___ Material supplied

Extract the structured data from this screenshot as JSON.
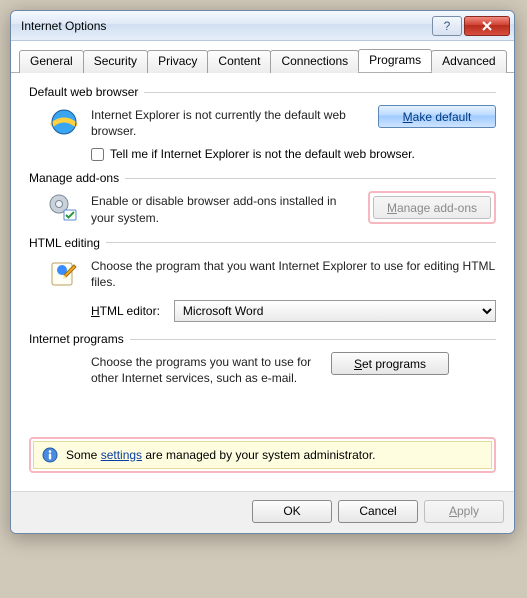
{
  "window_title": "Internet Options",
  "tabs": [
    "General",
    "Security",
    "Privacy",
    "Content",
    "Connections",
    "Programs",
    "Advanced"
  ],
  "active_tab_index": 5,
  "groups": {
    "default_browser": {
      "title": "Default web browser",
      "desc": "Internet Explorer is not currently the default web browser.",
      "button": "Make default",
      "checkbox_label": "Tell me if Internet Explorer is not the default web browser."
    },
    "addons": {
      "title": "Manage add-ons",
      "desc": "Enable or disable browser add-ons installed in your system.",
      "button": "Manage add-ons"
    },
    "html_editing": {
      "title": "HTML editing",
      "desc": "Choose the program that you want Internet Explorer to use for editing HTML files.",
      "label": "HTML editor:",
      "selected": "Microsoft Word"
    },
    "programs": {
      "title": "Internet programs",
      "desc": "Choose the programs you want to use for other Internet services, such as e-mail.",
      "button": "Set programs"
    }
  },
  "info_prefix": "Some ",
  "info_link": "settings",
  "info_suffix": " are managed by your system administrator.",
  "buttons": {
    "ok": "OK",
    "cancel": "Cancel",
    "apply": "Apply"
  }
}
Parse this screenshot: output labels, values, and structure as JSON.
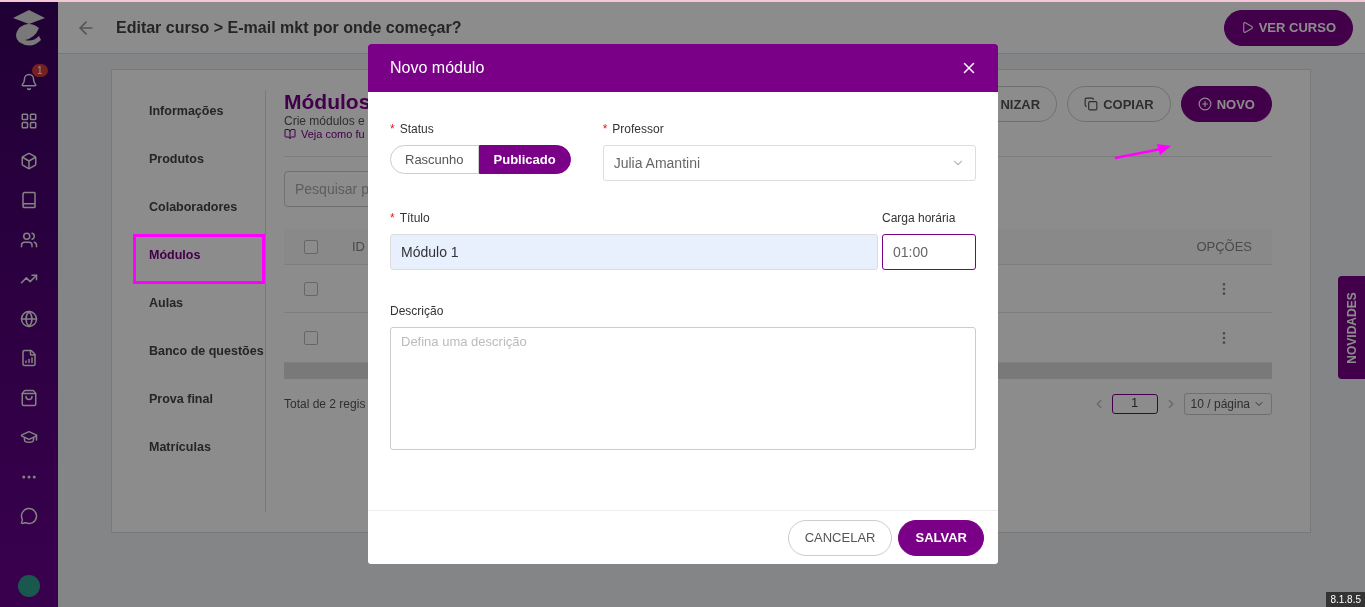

______

The records above should be reproduced exactly, with no pictures included.

Extract the structured data from this screenshot as JSON.
{
  "window_title": "Internet Options",
  "tabs": [
    "General",
    "Security",
    "Privacy",
    "Content",
    "Connections",
    "Programs",
    "Advanced"
  ],
  "active_tab_index": 5,
  "groups": {
    "default_browser": {
      "title": "Default web browser",
      "desc": "Internet Explorer is not currently the default web browser.",
      "button": "Make default",
      "checkbox_label": "Tell me if Internet Explorer is not the default web browser."
    },
    "addons": {
      "title": "Manage add-ons",
      "desc": "Enable or disable browser add-ons installed in your system.",
      "button": "Manage add-ons"
    },
    "html_editing": {
      "title": "HTML editing",
      "desc": "Choose the program that you want Internet Explorer to use for editing HTML files.",
      "label": "HTML editor:",
      "selected": "Microsoft Word"
    },
    "programs": {
      "title": "Internet programs",
      "desc": "Choose the programs you want to use for other Internet services, such as e-mail.",
      "button": "Set programs"
    }
  },
  "info_prefix": "Some ",
  "info_link": "settings",
  "info_suffix": " are managed by your system administrator.",
  "buttons": {
    "ok": "OK",
    "cancel": "Cancel",
    "apply": "Apply"
  }
}
Parse this screenshot: output labels, values, and structure as JSON.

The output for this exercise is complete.